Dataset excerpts

□ □ □ □ □

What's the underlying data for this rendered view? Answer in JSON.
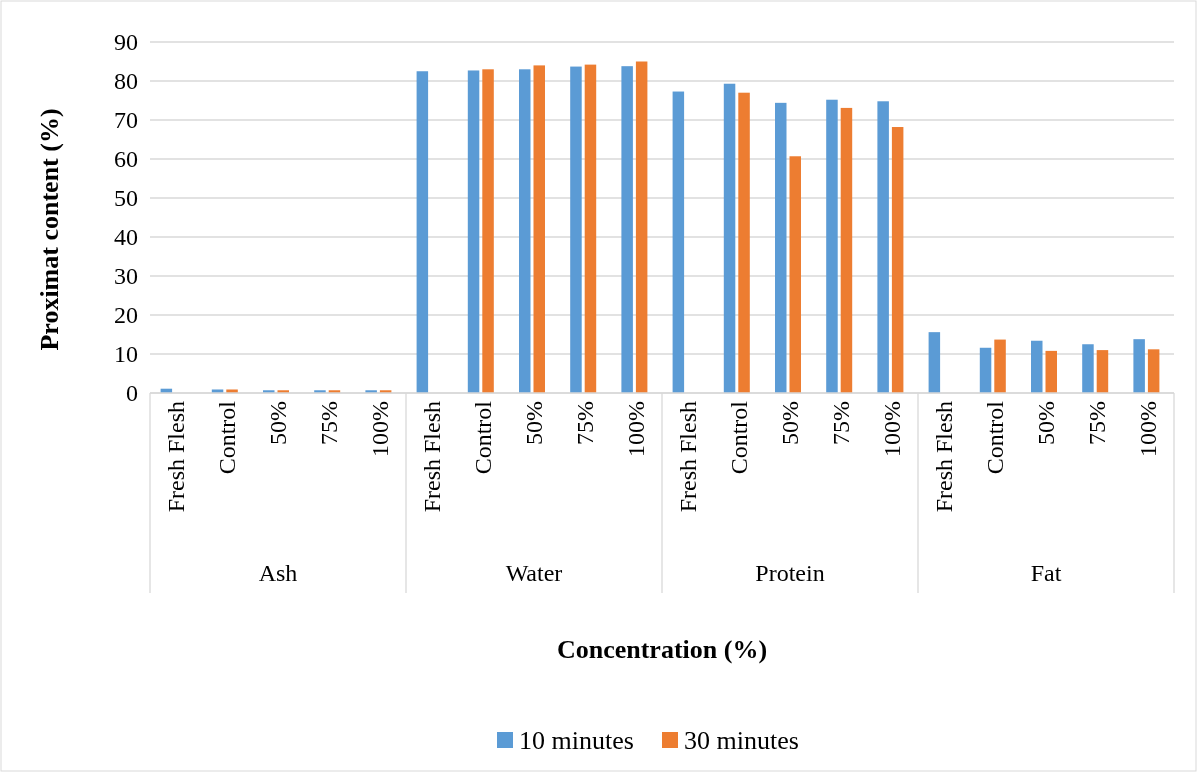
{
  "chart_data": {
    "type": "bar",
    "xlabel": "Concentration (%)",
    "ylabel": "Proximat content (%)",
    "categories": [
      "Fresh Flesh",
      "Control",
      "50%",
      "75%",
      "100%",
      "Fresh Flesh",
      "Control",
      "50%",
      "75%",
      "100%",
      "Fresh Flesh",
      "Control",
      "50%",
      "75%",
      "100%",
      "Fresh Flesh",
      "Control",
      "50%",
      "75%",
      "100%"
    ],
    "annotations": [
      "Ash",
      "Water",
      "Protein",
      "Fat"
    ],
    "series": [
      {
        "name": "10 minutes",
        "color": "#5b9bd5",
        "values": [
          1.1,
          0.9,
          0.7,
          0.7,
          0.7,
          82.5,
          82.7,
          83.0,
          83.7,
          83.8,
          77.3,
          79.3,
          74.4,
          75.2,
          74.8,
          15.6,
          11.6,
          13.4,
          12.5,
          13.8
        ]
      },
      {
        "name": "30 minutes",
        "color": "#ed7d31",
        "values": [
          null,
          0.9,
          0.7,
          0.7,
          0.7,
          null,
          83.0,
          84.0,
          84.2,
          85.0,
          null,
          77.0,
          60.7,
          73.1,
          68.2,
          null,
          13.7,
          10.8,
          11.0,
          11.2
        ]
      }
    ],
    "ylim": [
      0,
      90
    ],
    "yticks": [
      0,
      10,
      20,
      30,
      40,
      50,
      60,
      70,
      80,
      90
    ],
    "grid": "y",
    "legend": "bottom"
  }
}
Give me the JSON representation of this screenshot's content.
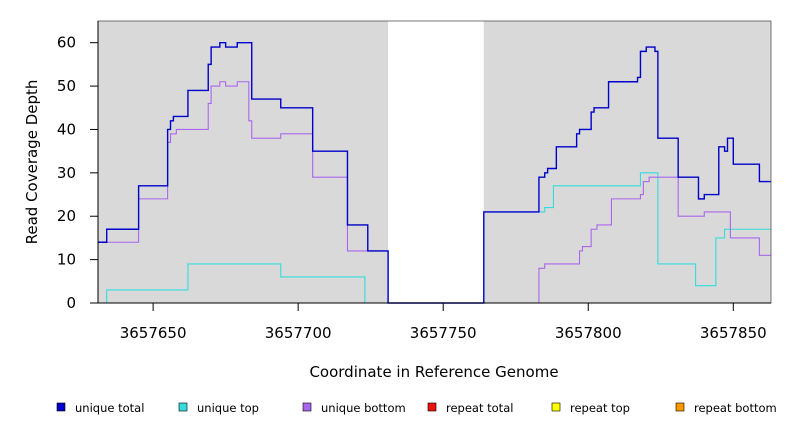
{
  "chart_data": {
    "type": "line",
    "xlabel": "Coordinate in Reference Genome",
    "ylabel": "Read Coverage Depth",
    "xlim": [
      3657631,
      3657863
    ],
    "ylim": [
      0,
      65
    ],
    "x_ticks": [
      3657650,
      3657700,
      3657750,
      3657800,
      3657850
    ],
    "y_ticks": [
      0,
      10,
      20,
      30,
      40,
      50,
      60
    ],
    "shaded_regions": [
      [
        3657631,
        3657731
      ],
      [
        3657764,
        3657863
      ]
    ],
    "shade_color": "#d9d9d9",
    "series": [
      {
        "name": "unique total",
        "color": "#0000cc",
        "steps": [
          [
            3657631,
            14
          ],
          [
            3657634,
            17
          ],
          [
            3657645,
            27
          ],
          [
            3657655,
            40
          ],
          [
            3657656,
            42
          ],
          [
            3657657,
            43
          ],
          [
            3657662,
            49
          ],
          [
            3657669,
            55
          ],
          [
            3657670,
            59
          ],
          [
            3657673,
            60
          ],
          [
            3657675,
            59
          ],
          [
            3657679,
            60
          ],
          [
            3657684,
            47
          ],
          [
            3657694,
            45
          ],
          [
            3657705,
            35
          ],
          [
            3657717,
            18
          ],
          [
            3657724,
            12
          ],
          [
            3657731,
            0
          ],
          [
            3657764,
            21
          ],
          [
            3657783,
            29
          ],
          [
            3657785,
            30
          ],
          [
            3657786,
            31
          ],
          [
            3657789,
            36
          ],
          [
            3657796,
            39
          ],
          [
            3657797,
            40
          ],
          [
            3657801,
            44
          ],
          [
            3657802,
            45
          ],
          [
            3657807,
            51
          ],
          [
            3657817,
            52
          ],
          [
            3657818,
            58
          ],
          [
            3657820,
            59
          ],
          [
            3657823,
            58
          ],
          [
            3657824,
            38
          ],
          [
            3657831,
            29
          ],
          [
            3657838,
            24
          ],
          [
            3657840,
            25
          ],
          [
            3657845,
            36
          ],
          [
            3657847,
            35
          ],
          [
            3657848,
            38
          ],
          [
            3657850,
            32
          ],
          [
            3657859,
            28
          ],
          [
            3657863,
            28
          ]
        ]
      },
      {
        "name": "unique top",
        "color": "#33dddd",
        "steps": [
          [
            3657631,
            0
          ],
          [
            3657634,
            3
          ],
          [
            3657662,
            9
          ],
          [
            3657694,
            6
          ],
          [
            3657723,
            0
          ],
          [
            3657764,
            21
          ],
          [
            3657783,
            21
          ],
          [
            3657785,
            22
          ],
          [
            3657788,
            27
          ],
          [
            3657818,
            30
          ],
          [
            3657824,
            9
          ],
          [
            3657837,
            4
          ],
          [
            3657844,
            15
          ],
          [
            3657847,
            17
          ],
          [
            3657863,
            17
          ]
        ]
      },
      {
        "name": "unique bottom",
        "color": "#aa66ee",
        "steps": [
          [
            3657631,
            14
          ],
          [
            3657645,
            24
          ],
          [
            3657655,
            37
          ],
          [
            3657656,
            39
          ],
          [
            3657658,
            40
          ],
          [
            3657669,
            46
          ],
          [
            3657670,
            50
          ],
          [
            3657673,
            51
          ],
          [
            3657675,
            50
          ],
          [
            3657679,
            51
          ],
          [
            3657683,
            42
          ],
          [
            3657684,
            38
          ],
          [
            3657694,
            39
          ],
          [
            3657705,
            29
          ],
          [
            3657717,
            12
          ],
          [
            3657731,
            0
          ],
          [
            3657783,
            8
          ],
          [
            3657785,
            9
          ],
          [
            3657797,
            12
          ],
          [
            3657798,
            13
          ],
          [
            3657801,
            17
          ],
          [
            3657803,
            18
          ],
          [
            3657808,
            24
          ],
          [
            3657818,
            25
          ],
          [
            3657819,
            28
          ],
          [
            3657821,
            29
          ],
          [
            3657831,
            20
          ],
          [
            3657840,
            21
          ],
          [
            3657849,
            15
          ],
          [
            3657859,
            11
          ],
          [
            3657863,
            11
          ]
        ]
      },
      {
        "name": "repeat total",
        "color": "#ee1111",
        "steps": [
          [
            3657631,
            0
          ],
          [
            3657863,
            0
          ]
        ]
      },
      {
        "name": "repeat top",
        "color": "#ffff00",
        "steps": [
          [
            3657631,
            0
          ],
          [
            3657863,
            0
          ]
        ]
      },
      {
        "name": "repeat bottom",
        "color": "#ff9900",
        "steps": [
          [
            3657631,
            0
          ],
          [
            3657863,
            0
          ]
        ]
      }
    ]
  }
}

□ □ □ □ □

• Exercise requirements:
Output every record above exactly, leaving out the pictures.

• Solution below:
What's the underlying data for this rendered view? Answer in JSON.
{
  "chart_data": {
    "type": "bar",
    "xlabel": "Concentration (%)",
    "ylabel": "Proximat content (%)",
    "categories": [
      "Fresh Flesh",
      "Control",
      "50%",
      "75%",
      "100%",
      "Fresh Flesh",
      "Control",
      "50%",
      "75%",
      "100%",
      "Fresh Flesh",
      "Control",
      "50%",
      "75%",
      "100%",
      "Fresh Flesh",
      "Control",
      "50%",
      "75%",
      "100%"
    ],
    "annotations": [
      "Ash",
      "Water",
      "Protein",
      "Fat"
    ],
    "series": [
      {
        "name": "10 minutes",
        "color": "#5b9bd5",
        "values": [
          1.1,
          0.9,
          0.7,
          0.7,
          0.7,
          82.5,
          82.7,
          83.0,
          83.7,
          83.8,
          77.3,
          79.3,
          74.4,
          75.2,
          74.8,
          15.6,
          11.6,
          13.4,
          12.5,
          13.8
        ]
      },
      {
        "name": "30 minutes",
        "color": "#ed7d31",
        "values": [
          null,
          0.9,
          0.7,
          0.7,
          0.7,
          null,
          83.0,
          84.0,
          84.2,
          85.0,
          null,
          77.0,
          60.7,
          73.1,
          68.2,
          null,
          13.7,
          10.8,
          11.0,
          11.2
        ]
      }
    ],
    "ylim": [
      0,
      90
    ],
    "yticks": [
      0,
      10,
      20,
      30,
      40,
      50,
      60,
      70,
      80,
      90
    ],
    "grid": "y",
    "legend": "bottom"
  }
}
Give me the JSON representation of this screenshot's content.
{
  "chart_data": {
    "type": "line",
    "xlabel": "Coordinate in Reference Genome",
    "ylabel": "Read Coverage Depth",
    "xlim": [
      3657631,
      3657863
    ],
    "ylim": [
      0,
      65
    ],
    "x_ticks": [
      3657650,
      3657700,
      3657750,
      3657800,
      3657850
    ],
    "y_ticks": [
      0,
      10,
      20,
      30,
      40,
      50,
      60
    ],
    "shaded_regions": [
      [
        3657631,
        3657731
      ],
      [
        3657764,
        3657863
      ]
    ],
    "shade_color": "#d9d9d9",
    "series": [
      {
        "name": "unique total",
        "color": "#0000cc",
        "steps": [
          [
            3657631,
            14
          ],
          [
            3657634,
            17
          ],
          [
            3657645,
            27
          ],
          [
            3657655,
            40
          ],
          [
            3657656,
            42
          ],
          [
            3657657,
            43
          ],
          [
            3657662,
            49
          ],
          [
            3657669,
            55
          ],
          [
            3657670,
            59
          ],
          [
            3657673,
            60
          ],
          [
            3657675,
            59
          ],
          [
            3657679,
            60
          ],
          [
            3657684,
            47
          ],
          [
            3657694,
            45
          ],
          [
            3657705,
            35
          ],
          [
            3657717,
            18
          ],
          [
            3657724,
            12
          ],
          [
            3657731,
            0
          ],
          [
            3657764,
            21
          ],
          [
            3657783,
            29
          ],
          [
            3657785,
            30
          ],
          [
            3657786,
            31
          ],
          [
            3657789,
            36
          ],
          [
            3657796,
            39
          ],
          [
            3657797,
            40
          ],
          [
            3657801,
            44
          ],
          [
            3657802,
            45
          ],
          [
            3657807,
            51
          ],
          [
            3657817,
            52
          ],
          [
            3657818,
            58
          ],
          [
            3657820,
            59
          ],
          [
            3657823,
            58
          ],
          [
            3657824,
            38
          ],
          [
            3657831,
            29
          ],
          [
            3657838,
            24
          ],
          [
            3657840,
            25
          ],
          [
            3657845,
            36
          ],
          [
            3657847,
            35
          ],
          [
            3657848,
            38
          ],
          [
            3657850,
            32
          ],
          [
            3657859,
            28
          ],
          [
            3657863,
            28
          ]
        ]
      },
      {
        "name": "unique top",
        "color": "#33dddd",
        "steps": [
          [
            3657631,
            0
          ],
          [
            3657634,
            3
          ],
          [
            3657662,
            9
          ],
          [
            3657694,
            6
          ],
          [
            3657723,
            0
          ],
          [
            3657764,
            21
          ],
          [
            3657783,
            21
          ],
          [
            3657785,
            22
          ],
          [
            3657788,
            27
          ],
          [
            3657818,
            30
          ],
          [
            3657824,
            9
          ],
          [
            3657837,
            4
          ],
          [
            3657844,
            15
          ],
          [
            3657847,
            17
          ],
          [
            3657863,
            17
          ]
        ]
      },
      {
        "name": "unique bottom",
        "color": "#aa66ee",
        "steps": [
          [
            3657631,
            14
          ],
          [
            3657645,
            24
          ],
          [
            3657655,
            37
          ],
          [
            3657656,
            39
          ],
          [
            3657658,
            40
          ],
          [
            3657669,
            46
          ],
          [
            3657670,
            50
          ],
          [
            3657673,
            51
          ],
          [
            3657675,
            50
          ],
          [
            3657679,
            51
          ],
          [
            3657683,
            42
          ],
          [
            3657684,
            38
          ],
          [
            3657694,
            39
          ],
          [
            3657705,
            29
          ],
          [
            3657717,
            12
          ],
          [
            3657731,
            0
          ],
          [
            3657783,
            8
          ],
          [
            3657785,
            9
          ],
          [
            3657797,
            12
          ],
          [
            3657798,
            13
          ],
          [
            3657801,
            17
          ],
          [
            3657803,
            18
          ],
          [
            3657808,
            24
          ],
          [
            3657818,
            25
          ],
          [
            3657819,
            28
          ],
          [
            3657821,
            29
          ],
          [
            3657831,
            20
          ],
          [
            3657840,
            21
          ],
          [
            3657849,
            15
          ],
          [
            3657859,
            11
          ],
          [
            3657863,
            11
          ]
        ]
      },
      {
        "name": "repeat total",
        "color": "#ee1111",
        "steps": [
          [
            3657631,
            0
          ],
          [
            3657863,
            0
          ]
        ]
      },
      {
        "name": "repeat top",
        "color": "#ffff00",
        "steps": [
          [
            3657631,
            0
          ],
          [
            3657863,
            0
          ]
        ]
      },
      {
        "name": "repeat bottom",
        "color": "#ff9900",
        "steps": [
          [
            3657631,
            0
          ],
          [
            3657863,
            0
          ]
        ]
      }
    ]
  }
}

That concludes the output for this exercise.